Stated problem. Give only the number of lines that contain the word "background".

Records supplied.
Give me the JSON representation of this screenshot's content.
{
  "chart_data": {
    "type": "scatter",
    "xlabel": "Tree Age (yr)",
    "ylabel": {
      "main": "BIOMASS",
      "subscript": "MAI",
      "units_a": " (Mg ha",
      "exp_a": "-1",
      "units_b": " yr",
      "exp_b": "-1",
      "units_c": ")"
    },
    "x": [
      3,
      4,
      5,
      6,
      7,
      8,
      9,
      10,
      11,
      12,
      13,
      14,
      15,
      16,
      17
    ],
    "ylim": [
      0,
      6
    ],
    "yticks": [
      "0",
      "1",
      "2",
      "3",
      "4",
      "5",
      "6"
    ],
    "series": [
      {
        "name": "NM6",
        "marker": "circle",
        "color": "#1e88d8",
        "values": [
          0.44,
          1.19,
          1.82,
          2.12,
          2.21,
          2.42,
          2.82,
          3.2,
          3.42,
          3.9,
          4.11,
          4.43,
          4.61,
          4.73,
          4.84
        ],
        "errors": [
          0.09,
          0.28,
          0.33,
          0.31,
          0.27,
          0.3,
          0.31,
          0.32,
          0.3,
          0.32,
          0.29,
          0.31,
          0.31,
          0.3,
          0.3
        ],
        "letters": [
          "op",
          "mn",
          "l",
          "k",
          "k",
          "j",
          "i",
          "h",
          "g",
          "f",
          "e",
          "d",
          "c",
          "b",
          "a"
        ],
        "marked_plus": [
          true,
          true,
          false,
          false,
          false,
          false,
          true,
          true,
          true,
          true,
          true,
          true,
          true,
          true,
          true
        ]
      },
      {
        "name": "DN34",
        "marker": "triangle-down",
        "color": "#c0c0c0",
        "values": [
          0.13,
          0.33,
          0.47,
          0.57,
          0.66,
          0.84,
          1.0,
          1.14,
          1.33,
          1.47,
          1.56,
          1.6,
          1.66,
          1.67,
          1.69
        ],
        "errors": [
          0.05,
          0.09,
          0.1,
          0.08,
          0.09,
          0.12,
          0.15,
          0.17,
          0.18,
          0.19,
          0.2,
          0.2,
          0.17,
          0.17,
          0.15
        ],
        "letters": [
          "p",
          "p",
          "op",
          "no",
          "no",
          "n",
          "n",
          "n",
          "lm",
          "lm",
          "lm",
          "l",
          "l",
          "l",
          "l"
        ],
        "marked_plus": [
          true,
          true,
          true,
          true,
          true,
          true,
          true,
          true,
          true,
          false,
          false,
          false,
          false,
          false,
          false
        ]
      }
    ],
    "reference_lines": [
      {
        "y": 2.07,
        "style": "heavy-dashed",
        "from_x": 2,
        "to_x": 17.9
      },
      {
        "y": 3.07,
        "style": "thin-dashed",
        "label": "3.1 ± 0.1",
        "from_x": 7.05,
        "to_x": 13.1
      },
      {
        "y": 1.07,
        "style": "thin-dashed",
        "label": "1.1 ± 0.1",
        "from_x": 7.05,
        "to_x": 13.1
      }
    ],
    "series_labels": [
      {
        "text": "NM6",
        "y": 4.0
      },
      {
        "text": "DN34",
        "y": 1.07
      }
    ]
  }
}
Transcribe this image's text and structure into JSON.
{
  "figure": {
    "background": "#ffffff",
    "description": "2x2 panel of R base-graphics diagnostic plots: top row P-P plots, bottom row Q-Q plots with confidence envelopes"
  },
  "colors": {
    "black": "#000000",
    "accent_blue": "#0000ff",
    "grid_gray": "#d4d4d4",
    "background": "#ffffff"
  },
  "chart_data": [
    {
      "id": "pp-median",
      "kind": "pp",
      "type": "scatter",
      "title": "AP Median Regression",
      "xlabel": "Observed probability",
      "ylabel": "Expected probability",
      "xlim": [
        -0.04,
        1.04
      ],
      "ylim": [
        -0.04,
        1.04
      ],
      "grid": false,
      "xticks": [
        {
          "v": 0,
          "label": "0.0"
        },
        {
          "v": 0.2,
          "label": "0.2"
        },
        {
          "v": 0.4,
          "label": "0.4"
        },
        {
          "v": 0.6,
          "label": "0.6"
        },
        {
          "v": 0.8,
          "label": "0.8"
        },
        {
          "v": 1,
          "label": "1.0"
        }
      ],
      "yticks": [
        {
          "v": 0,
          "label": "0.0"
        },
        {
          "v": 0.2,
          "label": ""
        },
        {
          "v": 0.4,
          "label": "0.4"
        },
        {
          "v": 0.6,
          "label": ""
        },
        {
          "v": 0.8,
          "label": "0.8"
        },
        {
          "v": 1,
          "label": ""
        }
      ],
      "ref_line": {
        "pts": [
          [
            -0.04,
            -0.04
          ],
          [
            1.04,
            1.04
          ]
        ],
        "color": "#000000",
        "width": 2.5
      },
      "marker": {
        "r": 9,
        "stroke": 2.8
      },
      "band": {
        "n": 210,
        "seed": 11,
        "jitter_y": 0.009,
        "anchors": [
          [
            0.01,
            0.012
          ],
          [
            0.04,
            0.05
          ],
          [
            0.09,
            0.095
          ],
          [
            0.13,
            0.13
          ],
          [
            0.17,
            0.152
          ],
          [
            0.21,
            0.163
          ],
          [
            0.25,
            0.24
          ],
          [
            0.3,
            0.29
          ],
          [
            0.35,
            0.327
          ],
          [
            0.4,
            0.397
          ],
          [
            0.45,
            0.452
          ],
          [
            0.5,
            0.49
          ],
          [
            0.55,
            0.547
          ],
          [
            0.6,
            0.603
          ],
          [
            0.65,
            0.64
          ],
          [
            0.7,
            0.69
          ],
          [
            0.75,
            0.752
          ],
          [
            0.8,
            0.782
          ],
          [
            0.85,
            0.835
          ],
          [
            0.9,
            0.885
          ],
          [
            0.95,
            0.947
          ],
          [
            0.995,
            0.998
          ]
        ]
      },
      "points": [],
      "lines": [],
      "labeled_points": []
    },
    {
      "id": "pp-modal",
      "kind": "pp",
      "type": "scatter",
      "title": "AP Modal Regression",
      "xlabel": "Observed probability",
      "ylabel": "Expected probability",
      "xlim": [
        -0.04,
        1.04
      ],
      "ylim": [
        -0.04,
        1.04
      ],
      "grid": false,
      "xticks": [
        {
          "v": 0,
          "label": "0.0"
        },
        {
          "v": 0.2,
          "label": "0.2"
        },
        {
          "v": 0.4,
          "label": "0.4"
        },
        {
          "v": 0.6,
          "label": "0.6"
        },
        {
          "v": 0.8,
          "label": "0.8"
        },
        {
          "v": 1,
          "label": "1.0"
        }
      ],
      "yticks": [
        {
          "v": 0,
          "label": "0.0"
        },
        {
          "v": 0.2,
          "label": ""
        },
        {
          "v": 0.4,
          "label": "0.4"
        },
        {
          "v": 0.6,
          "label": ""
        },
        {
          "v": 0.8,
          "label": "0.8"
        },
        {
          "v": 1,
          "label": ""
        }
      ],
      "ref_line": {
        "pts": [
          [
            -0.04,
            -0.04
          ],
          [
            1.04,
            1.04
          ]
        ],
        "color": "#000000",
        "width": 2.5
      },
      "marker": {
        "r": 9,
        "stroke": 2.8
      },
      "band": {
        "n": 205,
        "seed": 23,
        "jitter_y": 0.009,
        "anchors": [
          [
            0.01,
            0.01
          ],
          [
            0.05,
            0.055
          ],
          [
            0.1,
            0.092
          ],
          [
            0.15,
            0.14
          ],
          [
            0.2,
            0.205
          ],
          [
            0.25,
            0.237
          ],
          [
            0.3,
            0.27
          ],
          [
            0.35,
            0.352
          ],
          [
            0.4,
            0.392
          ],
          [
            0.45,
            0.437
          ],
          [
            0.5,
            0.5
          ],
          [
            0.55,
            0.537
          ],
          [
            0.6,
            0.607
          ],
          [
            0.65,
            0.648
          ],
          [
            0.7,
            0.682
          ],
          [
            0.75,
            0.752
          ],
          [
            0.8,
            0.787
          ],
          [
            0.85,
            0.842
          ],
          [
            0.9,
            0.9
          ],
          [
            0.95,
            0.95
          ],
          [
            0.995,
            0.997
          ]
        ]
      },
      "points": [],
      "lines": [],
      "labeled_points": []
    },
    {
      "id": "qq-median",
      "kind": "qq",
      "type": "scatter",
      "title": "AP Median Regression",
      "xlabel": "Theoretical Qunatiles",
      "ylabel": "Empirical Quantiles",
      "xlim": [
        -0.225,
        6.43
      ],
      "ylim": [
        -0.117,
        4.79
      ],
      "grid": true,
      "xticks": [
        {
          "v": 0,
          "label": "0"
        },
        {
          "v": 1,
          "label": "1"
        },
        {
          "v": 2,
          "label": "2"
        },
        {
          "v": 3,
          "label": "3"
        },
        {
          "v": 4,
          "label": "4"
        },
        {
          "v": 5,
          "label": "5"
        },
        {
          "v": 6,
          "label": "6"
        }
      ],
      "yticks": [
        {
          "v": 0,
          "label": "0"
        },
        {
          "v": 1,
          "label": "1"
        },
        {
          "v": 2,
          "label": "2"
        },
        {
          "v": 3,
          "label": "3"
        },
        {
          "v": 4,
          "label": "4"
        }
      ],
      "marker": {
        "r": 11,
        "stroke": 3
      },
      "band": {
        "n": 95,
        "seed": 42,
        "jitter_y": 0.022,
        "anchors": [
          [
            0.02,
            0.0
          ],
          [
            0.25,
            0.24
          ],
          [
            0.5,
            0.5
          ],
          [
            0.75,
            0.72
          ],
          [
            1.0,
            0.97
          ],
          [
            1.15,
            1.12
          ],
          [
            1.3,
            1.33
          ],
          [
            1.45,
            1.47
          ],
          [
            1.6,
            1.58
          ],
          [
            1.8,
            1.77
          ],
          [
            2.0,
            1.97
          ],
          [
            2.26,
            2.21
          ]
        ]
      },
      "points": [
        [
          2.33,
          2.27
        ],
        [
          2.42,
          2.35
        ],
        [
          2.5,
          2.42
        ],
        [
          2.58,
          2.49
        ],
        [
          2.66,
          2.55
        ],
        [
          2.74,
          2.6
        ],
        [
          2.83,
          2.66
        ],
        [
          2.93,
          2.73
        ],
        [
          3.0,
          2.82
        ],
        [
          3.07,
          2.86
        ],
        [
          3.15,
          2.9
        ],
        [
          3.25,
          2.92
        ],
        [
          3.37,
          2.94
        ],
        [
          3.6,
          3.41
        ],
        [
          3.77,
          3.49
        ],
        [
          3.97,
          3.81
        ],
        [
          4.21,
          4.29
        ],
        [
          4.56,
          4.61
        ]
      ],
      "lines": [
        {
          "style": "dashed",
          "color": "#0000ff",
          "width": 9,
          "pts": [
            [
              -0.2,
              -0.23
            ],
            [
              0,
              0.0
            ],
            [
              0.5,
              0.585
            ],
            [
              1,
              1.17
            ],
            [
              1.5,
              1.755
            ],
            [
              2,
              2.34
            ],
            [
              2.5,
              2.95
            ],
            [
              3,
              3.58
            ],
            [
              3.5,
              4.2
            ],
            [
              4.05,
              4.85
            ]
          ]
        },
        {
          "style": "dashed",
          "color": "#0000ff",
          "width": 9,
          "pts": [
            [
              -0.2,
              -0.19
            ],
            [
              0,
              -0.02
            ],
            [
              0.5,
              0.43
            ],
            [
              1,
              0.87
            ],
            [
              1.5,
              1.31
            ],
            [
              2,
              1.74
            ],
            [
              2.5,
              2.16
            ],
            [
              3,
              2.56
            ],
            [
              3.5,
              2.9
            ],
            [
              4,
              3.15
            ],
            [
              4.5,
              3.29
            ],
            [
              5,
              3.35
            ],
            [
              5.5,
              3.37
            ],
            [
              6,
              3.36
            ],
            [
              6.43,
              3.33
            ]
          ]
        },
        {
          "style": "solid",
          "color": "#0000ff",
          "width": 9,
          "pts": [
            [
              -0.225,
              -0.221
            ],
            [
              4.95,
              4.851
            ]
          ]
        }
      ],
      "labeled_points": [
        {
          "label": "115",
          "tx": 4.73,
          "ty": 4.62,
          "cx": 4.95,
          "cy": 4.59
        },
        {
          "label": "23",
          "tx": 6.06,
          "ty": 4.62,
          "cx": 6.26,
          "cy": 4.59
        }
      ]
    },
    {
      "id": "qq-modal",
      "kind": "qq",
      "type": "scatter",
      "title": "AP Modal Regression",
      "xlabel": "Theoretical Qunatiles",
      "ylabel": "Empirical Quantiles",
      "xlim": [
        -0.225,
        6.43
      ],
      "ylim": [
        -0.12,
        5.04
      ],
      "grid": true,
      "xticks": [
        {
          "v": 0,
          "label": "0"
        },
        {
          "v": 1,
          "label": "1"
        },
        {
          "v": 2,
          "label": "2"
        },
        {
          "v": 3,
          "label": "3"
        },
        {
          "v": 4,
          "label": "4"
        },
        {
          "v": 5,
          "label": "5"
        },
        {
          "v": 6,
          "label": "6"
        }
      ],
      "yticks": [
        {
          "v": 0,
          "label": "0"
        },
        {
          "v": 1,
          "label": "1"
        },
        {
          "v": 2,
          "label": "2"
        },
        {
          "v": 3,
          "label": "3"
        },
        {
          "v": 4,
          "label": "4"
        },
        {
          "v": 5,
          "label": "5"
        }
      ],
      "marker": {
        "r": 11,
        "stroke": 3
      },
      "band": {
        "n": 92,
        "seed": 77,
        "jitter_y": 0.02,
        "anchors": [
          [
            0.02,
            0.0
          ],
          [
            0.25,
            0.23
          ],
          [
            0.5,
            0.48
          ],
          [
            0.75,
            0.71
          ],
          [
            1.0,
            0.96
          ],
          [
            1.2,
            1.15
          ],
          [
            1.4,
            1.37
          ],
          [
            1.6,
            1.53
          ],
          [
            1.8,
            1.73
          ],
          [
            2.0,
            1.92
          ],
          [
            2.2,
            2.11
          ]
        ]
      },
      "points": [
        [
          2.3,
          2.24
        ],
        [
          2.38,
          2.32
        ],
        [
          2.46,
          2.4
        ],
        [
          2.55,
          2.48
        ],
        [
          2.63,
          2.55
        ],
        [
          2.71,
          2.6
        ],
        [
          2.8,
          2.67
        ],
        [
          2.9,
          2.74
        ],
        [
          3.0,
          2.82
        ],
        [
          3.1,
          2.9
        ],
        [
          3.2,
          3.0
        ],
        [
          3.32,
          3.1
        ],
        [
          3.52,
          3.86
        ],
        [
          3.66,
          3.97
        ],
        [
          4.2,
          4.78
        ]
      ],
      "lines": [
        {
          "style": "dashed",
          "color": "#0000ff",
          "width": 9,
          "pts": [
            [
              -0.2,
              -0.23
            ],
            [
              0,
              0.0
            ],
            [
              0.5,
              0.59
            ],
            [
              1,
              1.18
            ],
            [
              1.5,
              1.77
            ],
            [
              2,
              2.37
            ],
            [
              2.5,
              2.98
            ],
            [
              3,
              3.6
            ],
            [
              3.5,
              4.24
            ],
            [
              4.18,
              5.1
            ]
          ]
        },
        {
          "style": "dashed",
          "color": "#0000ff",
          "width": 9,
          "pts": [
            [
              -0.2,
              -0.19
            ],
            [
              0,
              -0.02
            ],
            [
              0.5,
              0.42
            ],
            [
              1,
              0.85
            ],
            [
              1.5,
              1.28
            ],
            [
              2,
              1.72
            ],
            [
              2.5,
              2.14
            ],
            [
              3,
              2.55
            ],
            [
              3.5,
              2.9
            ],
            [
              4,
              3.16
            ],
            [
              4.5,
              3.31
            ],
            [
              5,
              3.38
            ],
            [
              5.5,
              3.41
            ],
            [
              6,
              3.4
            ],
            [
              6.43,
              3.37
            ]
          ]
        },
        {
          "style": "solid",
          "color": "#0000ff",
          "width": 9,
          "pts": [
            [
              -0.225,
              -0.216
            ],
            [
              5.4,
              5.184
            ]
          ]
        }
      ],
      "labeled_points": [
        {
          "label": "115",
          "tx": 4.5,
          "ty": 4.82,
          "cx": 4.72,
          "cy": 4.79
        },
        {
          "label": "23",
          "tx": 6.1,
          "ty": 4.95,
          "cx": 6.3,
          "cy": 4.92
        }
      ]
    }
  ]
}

Written answer. 2